◆ **INPUT DATA**:

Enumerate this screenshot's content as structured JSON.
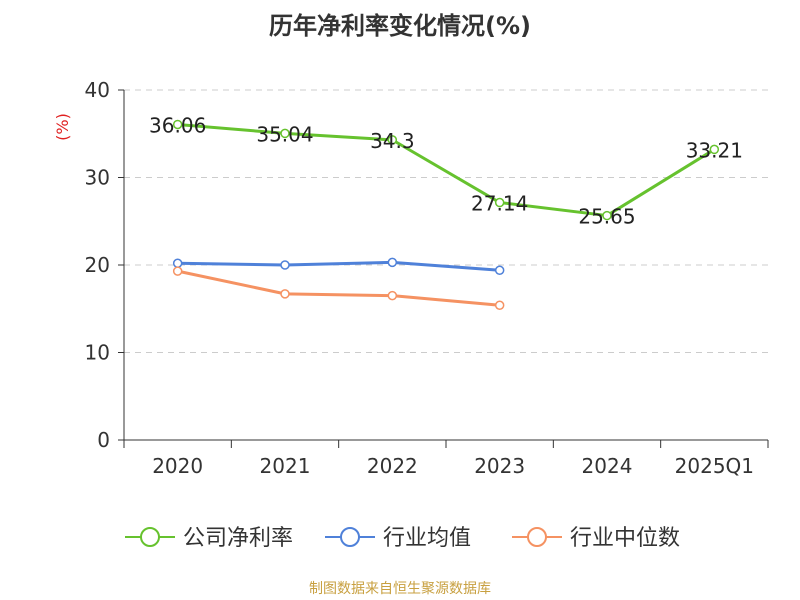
{
  "chart_data": {
    "type": "line",
    "title": "历年净利率变化情况(%)",
    "ylabel": "(%)",
    "xlabel": "",
    "categories": [
      "2020",
      "2021",
      "2022",
      "2023",
      "2024",
      "2025Q1"
    ],
    "yticks": [
      "0",
      "10",
      "20",
      "30",
      "40"
    ],
    "ylim": [
      0,
      40
    ],
    "grid": true,
    "legend_position": "bottom",
    "series": [
      {
        "name": "公司净利率",
        "color": "#66c22e",
        "values": [
          36.06,
          35.04,
          34.3,
          27.14,
          25.65,
          33.21
        ],
        "labels": [
          "36.06",
          "35.04",
          "34.3",
          "27.14",
          "25.65",
          "33.21"
        ]
      },
      {
        "name": "行业均值",
        "color": "#4f81d9",
        "values": [
          20.2,
          20.0,
          20.3,
          19.4,
          null,
          null
        ]
      },
      {
        "name": "行业中位数",
        "color": "#f59262",
        "values": [
          19.3,
          16.7,
          16.5,
          15.4,
          null,
          null
        ]
      }
    ]
  },
  "source_note": "制图数据来自恒生聚源数据库",
  "colors": {
    "ylabel": "#e02020",
    "grid": "#cccccc",
    "axis": "#333333"
  }
}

◆ **WRITTEN REQUEST**:
Every record must be copied exactly, with images dropped from the result.

◆ **TASK OUTPUT**:
Enumerate this screenshot's content as structured JSON.
{
  "chart_data": {
    "type": "line",
    "title": "历年净利率变化情况(%)",
    "ylabel": "(%)",
    "xlabel": "",
    "categories": [
      "2020",
      "2021",
      "2022",
      "2023",
      "2024",
      "2025Q1"
    ],
    "yticks": [
      "0",
      "10",
      "20",
      "30",
      "40"
    ],
    "ylim": [
      0,
      40
    ],
    "grid": true,
    "legend_position": "bottom",
    "series": [
      {
        "name": "公司净利率",
        "color": "#66c22e",
        "values": [
          36.06,
          35.04,
          34.3,
          27.14,
          25.65,
          33.21
        ],
        "labels": [
          "36.06",
          "35.04",
          "34.3",
          "27.14",
          "25.65",
          "33.21"
        ]
      },
      {
        "name": "行业均值",
        "color": "#4f81d9",
        "values": [
          20.2,
          20.0,
          20.3,
          19.4,
          null,
          null
        ]
      },
      {
        "name": "行业中位数",
        "color": "#f59262",
        "values": [
          19.3,
          16.7,
          16.5,
          15.4,
          null,
          null
        ]
      }
    ]
  },
  "source_note": "制图数据来自恒生聚源数据库",
  "colors": {
    "ylabel": "#e02020",
    "grid": "#cccccc",
    "axis": "#333333"
  }
}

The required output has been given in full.